[Dataset entries]
########################################

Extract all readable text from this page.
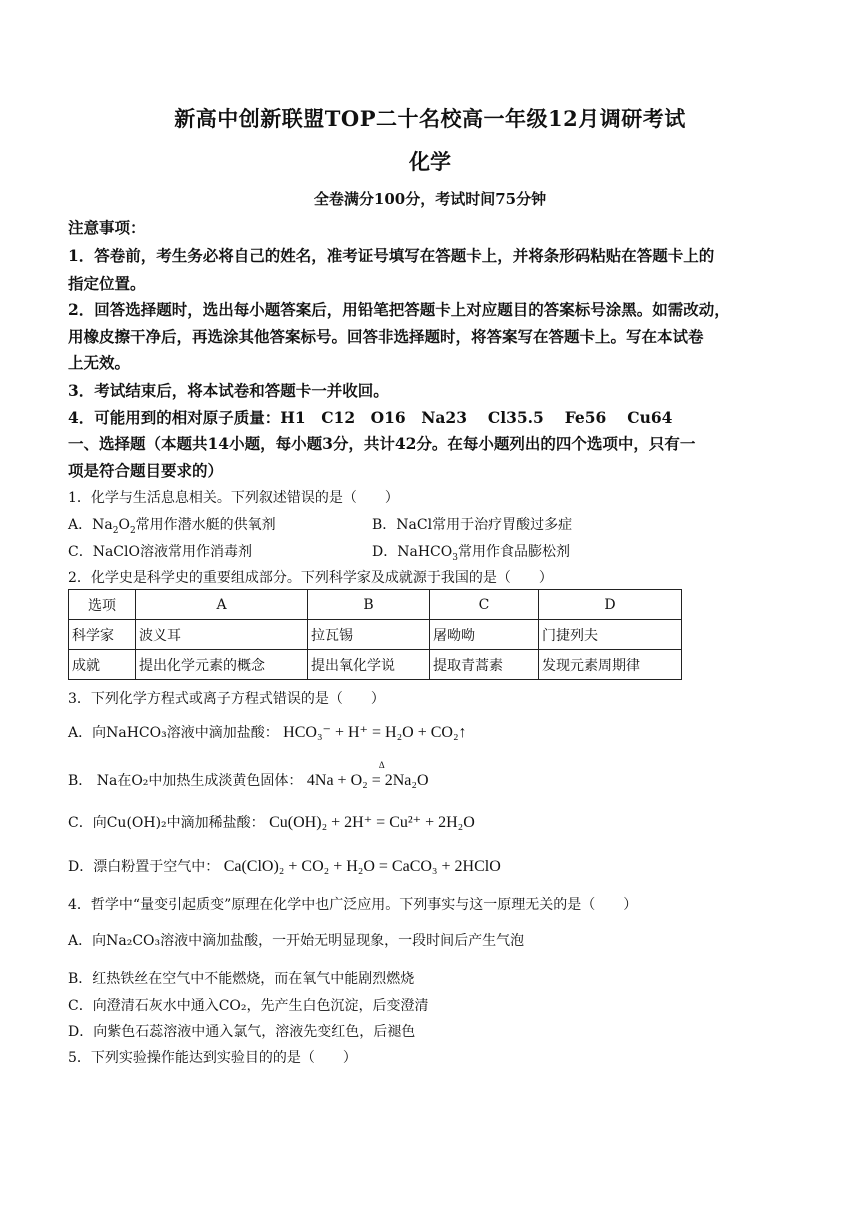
新高中创新联盟TOP二十名校高一年级12月调研考试
化学
全卷满分100分，考试时间75分钟
注意事项：
1．答卷前，考生务必将自己的姓名，准考证号填写在答题卡上，并将条形码粘贴在答题卡上的
指定位置。
2．回答选择题时，选出每小题答案后，用铅笔把答题卡上对应题目的答案标号涂黑。如需改动，
用橡皮擦干净后，再选涂其他答案标号。回答非选择题时，将答案写在答题卡上。写在本试卷
上无效。
3．考试结束后，将本试卷和答题卡一并收回。
4．可能用到的相对原子质量：H1　C12　O16　Na23　 Cl35.5　 Fe56　 Cu64
一、选择题（本题共14小题，每小题3分，共计42分。在每小题列出的四个选项中，只有一
项是符合题目要求的）
1．化学与生活息息相关。下列叙述错误的是（　　）
A．$Na_2O_2$常用作潜水艇的供氧剂	B．NaCl常用于治疗胃酸过多症
C．NaClO溶液常用作消毒剂	D．NaHCO$_3$常用作食品膨松剂
2．化学史是科学史的重要组成部分。下列科学家及成就源于我国的是（　　）
选项	A	B	C	D
科学家	波义耳	拉瓦锡	屠呦呦	门捷列夫
成就	提出化学元素的概念	提出氧化学说	提取青蒿素	发现元素周期律
3．下列化学方程式或离子方程式错误的是（　　）
A．向NaHCO₃溶液中滴加盐酸： HCO₃⁻ + H⁺ = H₂O + CO₂↑
B． Na在O₂中加热生成淡黄色固体： 4Na + O₂ = 2Na₂O
Δ
C．向Cu(OH)₂中滴加稀盐酸： Cu(OH)₂ + 2H⁺ = Cu²⁺ + 2H₂O
D．漂白粉置于空气中： Ca(ClO)₂ + CO₂ + H₂O = CaCO₃ + 2HClO
4．哲学中“量变引起质变”原理在化学中也广泛应用。下列事实与这一原理无关的是（　　）
A．向Na₂CO₃溶液中滴加盐酸，一开始无明显现象，一段时间后产生气泡
B．红热铁丝在空气中不能燃烧，而在氧气中能剧烈燃烧
C．向澄清石灰水中通入CO₂，先产生白色沉淀，后变澄清
D．向紫色石蕊溶液中通入氯气，溶液先变红色，后褪色
5．下列实验操作能达到实验目的的是（　　）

########################################

Task: The records above must be echoed exactly, minus their pictures.

Expected answer:
Extract all readable text from this page.
新高中创新联盟TOP二十名校高一年级12月调研考试
化学
全卷满分100分，考试时间75分钟
注意事项：
1．答卷前，考生务必将自己的姓名，准考证号填写在答题卡上，并将条形码粘贴在答题卡上的
指定位置。
2．回答选择题时，选出每小题答案后，用铅笔把答题卡上对应题目的答案标号涂黑。如需改动，
用橡皮擦干净后，再选涂其他答案标号。回答非选择题时，将答案写在答题卡上。写在本试卷
上无效。
3．考试结束后，将本试卷和答题卡一并收回。
4．可能用到的相对原子质量：H1　C12　O16　Na23　 Cl35.5　 Fe56　 Cu64
一、选择题（本题共14小题，每小题3分，共计42分。在每小题列出的四个选项中，只有一
项是符合题目要求的）
1．化学与生活息息相关。下列叙述错误的是（　　）
A．$Na_2O_2$常用作潜水艇的供氧剂	B．NaCl常用于治疗胃酸过多症
C．NaClO溶液常用作消毒剂	D．NaHCO$_3$常用作食品膨松剂
2．化学史是科学史的重要组成部分。下列科学家及成就源于我国的是（　　）
选项	A	B	C	D
科学家	波义耳	拉瓦锡	屠呦呦	门捷列夫
成就	提出化学元素的概念	提出氧化学说	提取青蒿素	发现元素周期律
3．下列化学方程式或离子方程式错误的是（　　）
A．向NaHCO₃溶液中滴加盐酸： HCO₃⁻ + H⁺ = H₂O + CO₂↑
B． Na在O₂中加热生成淡黄色固体： 4Na + O₂ = 2Na₂O
Δ
C．向Cu(OH)₂中滴加稀盐酸： Cu(OH)₂ + 2H⁺ = Cu²⁺ + 2H₂O
D．漂白粉置于空气中： Ca(ClO)₂ + CO₂ + H₂O = CaCO₃ + 2HClO
4．哲学中“量变引起质变”原理在化学中也广泛应用。下列事实与这一原理无关的是（　　）
A．向Na₂CO₃溶液中滴加盐酸，一开始无明显现象，一段时间后产生气泡
B．红热铁丝在空气中不能燃烧，而在氧气中能剧烈燃烧
C．向澄清石灰水中通入CO₂，先产生白色沉淀，后变澄清
D．向紫色石蕊溶液中通入氯气，溶液先变红色，后褪色
5．下列实验操作能达到实验目的的是（　　）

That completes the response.